* What is required *
Rewrite the material below as a numbered list with one line per item, skipping blank lines. Leave the pictures out of your answer.

=======

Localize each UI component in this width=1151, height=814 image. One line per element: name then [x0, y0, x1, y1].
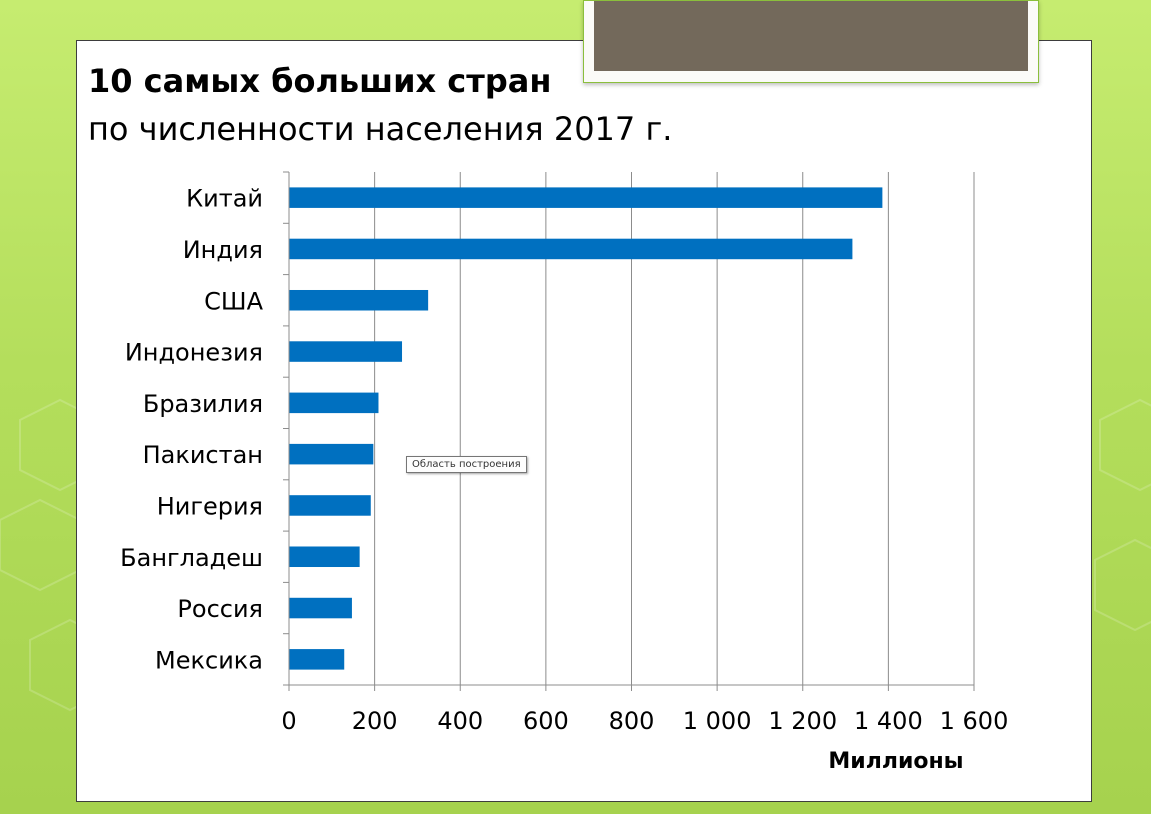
x-tick-label: 600	[523, 707, 569, 735]
category-label: Бразилия	[143, 390, 263, 418]
photo-placeholder[interactable]	[583, 0, 1039, 83]
x-tick-label: 800	[609, 707, 655, 735]
x-tick-label: 0	[281, 707, 296, 735]
category-label: США	[204, 287, 263, 315]
slide-subtitle[interactable]: по численности населения 2017 г.	[88, 110, 673, 148]
bar-8	[289, 546, 360, 568]
labels: 0 200 400 600 800 1 000 1 200 1 400 1 600 Китай Ин…	[120, 185, 1008, 735]
category-label: Пакистан	[143, 441, 263, 469]
bar-9	[289, 597, 352, 619]
x-axis-title: Миллионы	[828, 749, 963, 774]
category-label: Индия	[183, 236, 263, 264]
photo-image	[594, 1, 1028, 71]
slide-title[interactable]: 10 самых больших стран	[88, 62, 552, 100]
category-label: Индонезия	[125, 339, 263, 367]
category-label: Нигерия	[157, 492, 263, 520]
category-label: Бангладеш	[120, 544, 263, 572]
plot-area-tooltip: Область построения	[406, 456, 527, 473]
bar-7	[289, 495, 371, 516]
x-tick-label: 1 600	[940, 707, 1009, 735]
slide-content-area	[76, 40, 1092, 802]
x-tick-label: 1 200	[768, 707, 837, 735]
bar-1	[289, 187, 883, 208]
bar-3	[289, 289, 429, 311]
category-label: Мексика	[155, 646, 263, 674]
x-tick-label: 1 400	[854, 707, 923, 735]
bar-6	[289, 443, 374, 465]
x-tick-label: 200	[352, 707, 398, 735]
x-tick-label: 400	[437, 707, 483, 735]
category-label: Россия	[177, 595, 263, 623]
category-label: Китай	[186, 185, 263, 213]
bar-4	[289, 341, 403, 362]
axes	[283, 171, 975, 691]
bar-2	[289, 238, 853, 260]
x-tick-label: 1 000	[683, 707, 752, 735]
bar-10	[289, 649, 345, 670]
bars	[289, 187, 883, 670]
bar-5	[289, 392, 379, 414]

=======

* Worked solution *
1. Localize each UI component in this width=1151, height=814 image. One line per element: name then [x0, y0, x1, y1].
2. x-tick-label: 600	[523, 707, 569, 735]
3. category-label: Бразилия	[143, 390, 263, 418]
4. photo-placeholder[interactable]	[583, 0, 1039, 83]
5. x-tick-label: 800	[609, 707, 655, 735]
6. x-tick-label: 0	[281, 707, 296, 735]
7. category-label: США	[204, 287, 263, 315]
8. slide-subtitle[interactable]: по численности населения 2017 г.	[88, 110, 673, 148]
9. bar-8	[289, 546, 360, 568]
10. labels: 0 200 400 600 800 1 000 1 200 1 400 1 600 Китай Ин…	[120, 185, 1008, 735]
11. category-label: Пакистан	[143, 441, 263, 469]
12. bar-9	[289, 597, 352, 619]
13. x-axis-title: Миллионы	[828, 749, 963, 774]
14. category-label: Индия	[183, 236, 263, 264]
15. photo-image	[594, 1, 1028, 71]
16. slide-title[interactable]: 10 самых больших стран	[88, 62, 552, 100]
17. category-label: Индонезия	[125, 339, 263, 367]
18. category-label: Нигерия	[157, 492, 263, 520]
19. category-label: Бангладеш	[120, 544, 263, 572]
20. plot-area-tooltip: Область построения	[406, 456, 527, 473]
21. bar-7	[289, 495, 371, 516]
22. x-tick-label: 1 600	[940, 707, 1009, 735]
23. slide-content-area	[76, 40, 1092, 802]
24. x-tick-label: 1 200	[768, 707, 837, 735]
25. bar-1	[289, 187, 883, 208]
26. bar-3	[289, 289, 429, 311]
27. category-label: Мексика	[155, 646, 263, 674]
28. x-tick-label: 1 400	[854, 707, 923, 735]
29. bar-6	[289, 443, 374, 465]
30. x-tick-label: 200	[352, 707, 398, 735]
31. x-tick-label: 400	[437, 707, 483, 735]
32. category-label: Россия	[177, 595, 263, 623]
33. category-label: Китай	[186, 185, 263, 213]
34. bar-4	[289, 341, 403, 362]
35. axes	[283, 171, 975, 691]
36. bar-2	[289, 238, 853, 260]
37. x-tick-label: 1 000	[683, 707, 752, 735]
38. bar-10	[289, 649, 345, 670]
39. bars	[289, 187, 883, 670]
40. bar-5	[289, 392, 379, 414]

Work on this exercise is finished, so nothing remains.